AIM OF THE EXERCISE: Select every line holding the word "Boream" and copy it.

RECORDS SUPPLIED:
## BEGIN
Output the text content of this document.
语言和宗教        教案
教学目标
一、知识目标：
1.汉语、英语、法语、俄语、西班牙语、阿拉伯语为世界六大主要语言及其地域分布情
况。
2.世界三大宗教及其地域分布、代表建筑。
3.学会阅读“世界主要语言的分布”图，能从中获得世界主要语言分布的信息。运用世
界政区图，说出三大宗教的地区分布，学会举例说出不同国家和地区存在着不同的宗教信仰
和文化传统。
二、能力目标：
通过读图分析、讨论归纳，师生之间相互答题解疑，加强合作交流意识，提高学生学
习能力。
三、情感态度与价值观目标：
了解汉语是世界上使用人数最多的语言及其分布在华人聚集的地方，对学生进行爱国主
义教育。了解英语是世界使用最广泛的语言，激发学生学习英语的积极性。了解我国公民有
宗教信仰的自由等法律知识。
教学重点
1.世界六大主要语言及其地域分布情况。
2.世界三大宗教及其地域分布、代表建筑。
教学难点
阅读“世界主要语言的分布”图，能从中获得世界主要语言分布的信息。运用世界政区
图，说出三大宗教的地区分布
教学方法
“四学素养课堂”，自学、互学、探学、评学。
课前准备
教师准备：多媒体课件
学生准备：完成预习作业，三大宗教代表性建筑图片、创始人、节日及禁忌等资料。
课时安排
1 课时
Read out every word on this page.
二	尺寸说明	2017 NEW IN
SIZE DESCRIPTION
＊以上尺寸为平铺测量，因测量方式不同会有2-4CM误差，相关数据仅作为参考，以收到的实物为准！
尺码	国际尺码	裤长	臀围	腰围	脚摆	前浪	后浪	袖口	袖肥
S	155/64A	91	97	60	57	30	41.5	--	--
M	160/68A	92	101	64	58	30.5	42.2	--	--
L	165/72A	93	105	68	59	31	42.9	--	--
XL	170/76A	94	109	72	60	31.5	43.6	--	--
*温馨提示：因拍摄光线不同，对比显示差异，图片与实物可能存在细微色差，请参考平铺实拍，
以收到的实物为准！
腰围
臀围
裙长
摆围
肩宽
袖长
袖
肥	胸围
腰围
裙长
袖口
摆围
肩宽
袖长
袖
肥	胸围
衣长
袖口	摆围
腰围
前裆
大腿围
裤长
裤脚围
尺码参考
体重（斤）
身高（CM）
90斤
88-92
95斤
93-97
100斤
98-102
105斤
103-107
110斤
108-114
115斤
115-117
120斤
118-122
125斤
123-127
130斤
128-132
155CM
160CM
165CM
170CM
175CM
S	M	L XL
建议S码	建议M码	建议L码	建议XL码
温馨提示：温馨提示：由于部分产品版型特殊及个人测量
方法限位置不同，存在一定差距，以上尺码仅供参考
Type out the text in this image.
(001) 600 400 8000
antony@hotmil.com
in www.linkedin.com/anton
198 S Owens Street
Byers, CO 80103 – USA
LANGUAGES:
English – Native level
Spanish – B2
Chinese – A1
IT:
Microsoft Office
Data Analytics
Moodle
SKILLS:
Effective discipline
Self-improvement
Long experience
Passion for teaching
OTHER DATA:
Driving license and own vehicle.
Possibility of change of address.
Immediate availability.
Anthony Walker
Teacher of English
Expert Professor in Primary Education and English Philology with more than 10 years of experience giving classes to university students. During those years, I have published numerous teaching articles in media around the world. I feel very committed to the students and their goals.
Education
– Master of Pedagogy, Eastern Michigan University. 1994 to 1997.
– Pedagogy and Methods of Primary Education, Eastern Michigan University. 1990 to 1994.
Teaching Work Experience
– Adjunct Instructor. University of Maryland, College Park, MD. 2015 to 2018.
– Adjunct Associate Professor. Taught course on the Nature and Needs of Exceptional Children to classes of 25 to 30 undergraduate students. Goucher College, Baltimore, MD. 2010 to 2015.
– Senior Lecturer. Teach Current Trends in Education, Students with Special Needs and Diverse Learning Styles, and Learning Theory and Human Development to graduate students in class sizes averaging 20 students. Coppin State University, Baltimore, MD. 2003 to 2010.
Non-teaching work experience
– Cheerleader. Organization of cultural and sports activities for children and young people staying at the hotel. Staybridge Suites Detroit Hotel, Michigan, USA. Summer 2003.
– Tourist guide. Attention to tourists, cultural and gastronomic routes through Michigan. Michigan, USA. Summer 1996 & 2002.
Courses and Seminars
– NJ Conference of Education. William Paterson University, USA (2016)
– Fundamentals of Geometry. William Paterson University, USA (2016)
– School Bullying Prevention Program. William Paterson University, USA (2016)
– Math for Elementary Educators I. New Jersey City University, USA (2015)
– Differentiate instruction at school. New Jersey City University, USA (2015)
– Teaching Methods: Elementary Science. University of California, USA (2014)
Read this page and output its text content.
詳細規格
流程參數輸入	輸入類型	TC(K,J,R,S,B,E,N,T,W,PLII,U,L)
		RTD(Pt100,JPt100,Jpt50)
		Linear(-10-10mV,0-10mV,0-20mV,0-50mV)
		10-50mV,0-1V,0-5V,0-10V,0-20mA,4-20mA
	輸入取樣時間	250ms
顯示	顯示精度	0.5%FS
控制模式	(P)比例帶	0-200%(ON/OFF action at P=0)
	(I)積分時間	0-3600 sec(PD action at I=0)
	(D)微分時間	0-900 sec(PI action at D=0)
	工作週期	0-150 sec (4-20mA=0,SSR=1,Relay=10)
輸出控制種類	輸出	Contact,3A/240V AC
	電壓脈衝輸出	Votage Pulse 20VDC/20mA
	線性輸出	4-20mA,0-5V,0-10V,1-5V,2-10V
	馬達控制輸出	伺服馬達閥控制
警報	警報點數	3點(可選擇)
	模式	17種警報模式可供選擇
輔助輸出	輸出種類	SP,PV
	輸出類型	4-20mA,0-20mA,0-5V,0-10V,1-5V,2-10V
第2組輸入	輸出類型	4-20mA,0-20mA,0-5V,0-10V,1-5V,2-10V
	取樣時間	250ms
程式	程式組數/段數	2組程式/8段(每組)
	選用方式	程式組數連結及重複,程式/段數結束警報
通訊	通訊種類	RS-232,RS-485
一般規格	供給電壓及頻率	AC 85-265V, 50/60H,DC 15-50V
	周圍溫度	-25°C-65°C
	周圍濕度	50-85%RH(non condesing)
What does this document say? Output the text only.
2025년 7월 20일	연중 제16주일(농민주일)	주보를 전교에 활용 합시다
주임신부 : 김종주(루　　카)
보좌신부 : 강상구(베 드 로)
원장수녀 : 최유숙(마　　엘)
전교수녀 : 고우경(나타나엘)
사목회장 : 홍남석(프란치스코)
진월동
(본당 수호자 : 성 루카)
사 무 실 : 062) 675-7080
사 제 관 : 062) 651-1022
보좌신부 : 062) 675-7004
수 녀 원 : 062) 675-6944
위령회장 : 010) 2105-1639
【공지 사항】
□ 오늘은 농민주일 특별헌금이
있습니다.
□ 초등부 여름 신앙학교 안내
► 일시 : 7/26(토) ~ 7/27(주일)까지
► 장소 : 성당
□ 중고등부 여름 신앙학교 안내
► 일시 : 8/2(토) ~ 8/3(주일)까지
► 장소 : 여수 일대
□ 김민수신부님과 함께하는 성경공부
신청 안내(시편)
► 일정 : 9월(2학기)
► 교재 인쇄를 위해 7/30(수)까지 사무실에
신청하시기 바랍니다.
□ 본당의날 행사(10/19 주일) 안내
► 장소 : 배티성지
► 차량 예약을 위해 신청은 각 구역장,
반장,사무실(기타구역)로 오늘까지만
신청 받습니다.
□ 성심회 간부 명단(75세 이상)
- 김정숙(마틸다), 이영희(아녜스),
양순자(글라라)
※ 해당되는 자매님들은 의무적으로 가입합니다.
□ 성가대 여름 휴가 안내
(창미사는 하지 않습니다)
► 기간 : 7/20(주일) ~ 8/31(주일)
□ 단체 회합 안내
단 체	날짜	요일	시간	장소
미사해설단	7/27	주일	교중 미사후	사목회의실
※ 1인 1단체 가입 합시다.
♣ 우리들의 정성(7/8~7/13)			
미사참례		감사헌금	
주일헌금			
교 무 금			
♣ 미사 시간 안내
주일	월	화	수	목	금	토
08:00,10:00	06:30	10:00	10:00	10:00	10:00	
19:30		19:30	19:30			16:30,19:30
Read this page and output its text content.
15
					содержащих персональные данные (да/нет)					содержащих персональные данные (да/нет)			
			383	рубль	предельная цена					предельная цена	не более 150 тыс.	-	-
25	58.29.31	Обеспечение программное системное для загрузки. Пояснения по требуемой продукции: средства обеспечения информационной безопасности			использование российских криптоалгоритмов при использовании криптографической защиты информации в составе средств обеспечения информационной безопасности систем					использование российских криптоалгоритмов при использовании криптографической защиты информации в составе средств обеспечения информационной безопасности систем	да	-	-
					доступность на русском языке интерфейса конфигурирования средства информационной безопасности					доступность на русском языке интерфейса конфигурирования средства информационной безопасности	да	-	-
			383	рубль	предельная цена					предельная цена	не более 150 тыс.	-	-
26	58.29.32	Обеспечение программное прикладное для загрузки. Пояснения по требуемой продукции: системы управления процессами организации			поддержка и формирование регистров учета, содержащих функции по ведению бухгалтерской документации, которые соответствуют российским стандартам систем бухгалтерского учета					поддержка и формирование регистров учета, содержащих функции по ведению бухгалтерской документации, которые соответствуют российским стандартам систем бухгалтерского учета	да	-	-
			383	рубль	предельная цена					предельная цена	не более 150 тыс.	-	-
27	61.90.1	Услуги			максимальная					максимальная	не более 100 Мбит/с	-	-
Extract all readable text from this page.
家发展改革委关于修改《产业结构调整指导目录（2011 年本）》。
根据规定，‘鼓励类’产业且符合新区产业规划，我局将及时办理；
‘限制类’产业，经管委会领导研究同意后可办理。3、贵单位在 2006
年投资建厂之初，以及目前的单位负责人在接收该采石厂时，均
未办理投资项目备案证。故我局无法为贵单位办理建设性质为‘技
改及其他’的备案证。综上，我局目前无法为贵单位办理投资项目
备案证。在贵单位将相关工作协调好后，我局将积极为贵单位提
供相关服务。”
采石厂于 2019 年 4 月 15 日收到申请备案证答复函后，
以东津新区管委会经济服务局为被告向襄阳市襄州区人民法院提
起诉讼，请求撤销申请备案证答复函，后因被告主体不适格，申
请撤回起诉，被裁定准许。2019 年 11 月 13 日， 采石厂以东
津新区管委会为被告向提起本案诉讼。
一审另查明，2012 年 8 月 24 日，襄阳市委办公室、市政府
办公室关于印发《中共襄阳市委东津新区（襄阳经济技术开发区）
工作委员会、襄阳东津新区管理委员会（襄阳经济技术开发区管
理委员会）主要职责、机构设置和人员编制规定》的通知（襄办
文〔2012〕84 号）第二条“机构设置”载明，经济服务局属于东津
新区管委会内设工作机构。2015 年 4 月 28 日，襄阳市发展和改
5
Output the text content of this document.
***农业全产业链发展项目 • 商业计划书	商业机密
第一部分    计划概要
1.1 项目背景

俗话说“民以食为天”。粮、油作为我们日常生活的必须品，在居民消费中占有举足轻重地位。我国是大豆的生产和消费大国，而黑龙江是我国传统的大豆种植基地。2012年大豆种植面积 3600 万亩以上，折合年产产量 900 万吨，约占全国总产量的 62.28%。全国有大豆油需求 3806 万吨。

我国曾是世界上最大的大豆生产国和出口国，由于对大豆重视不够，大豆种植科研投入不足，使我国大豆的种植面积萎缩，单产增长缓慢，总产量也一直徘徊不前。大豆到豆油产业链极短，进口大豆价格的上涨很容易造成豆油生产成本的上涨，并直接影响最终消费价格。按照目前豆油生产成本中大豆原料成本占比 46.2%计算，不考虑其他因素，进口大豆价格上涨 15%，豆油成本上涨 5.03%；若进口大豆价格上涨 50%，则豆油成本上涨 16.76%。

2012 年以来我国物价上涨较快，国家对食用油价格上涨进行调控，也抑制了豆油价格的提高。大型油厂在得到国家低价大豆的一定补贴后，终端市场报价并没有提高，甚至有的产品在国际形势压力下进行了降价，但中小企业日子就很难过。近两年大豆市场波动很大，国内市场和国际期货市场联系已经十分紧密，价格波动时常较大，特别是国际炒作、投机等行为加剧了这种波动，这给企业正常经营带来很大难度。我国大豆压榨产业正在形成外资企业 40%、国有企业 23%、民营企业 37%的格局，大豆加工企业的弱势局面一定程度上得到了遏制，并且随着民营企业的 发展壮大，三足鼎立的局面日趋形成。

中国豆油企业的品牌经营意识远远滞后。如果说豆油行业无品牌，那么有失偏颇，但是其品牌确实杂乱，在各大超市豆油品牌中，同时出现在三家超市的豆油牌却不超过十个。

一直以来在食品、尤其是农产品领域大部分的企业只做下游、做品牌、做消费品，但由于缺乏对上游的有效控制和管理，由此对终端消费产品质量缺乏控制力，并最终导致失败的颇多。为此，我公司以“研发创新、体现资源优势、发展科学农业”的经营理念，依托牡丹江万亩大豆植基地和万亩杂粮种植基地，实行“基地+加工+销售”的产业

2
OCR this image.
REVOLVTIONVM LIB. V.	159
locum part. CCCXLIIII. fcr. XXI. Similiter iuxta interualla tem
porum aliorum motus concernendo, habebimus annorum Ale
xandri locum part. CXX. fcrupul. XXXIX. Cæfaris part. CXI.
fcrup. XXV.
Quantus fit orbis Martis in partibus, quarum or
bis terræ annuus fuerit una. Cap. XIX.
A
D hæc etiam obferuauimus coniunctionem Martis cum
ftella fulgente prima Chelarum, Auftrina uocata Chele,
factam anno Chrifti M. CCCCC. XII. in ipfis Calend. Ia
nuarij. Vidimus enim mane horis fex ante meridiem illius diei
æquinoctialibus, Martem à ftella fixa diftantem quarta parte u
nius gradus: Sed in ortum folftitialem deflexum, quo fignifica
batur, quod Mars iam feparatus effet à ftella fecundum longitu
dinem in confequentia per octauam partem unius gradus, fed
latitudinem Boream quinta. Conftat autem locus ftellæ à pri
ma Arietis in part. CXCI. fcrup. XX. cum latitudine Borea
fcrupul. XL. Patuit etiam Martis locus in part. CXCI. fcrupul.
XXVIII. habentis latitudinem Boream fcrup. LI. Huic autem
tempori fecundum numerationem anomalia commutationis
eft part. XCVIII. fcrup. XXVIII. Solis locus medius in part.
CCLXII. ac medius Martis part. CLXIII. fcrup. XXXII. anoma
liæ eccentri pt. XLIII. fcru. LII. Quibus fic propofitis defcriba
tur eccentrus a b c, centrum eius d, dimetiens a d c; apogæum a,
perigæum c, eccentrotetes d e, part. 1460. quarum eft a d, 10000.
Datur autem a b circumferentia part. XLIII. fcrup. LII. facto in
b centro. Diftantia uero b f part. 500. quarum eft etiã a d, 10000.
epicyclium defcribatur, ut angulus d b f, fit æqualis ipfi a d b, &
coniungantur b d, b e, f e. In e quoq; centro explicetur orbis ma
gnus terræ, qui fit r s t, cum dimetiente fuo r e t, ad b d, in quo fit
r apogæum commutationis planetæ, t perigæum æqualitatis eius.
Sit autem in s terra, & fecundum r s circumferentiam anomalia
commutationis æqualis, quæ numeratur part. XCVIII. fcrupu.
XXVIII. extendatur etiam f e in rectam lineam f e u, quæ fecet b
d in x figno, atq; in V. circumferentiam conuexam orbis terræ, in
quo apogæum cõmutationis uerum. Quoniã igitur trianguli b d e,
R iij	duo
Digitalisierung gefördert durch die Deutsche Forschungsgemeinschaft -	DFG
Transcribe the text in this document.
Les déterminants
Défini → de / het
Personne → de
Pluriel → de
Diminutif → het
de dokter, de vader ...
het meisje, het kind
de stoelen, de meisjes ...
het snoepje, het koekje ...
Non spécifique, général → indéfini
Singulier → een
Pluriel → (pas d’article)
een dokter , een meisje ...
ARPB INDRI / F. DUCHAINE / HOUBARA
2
## END
SOLUTION TO THE PROBLEM:
latitudinem Boream quinta. Conftat autem locus ftellæ à pri
XXVIII. habentis latitudinem Boream fcrup. LI. Huic autem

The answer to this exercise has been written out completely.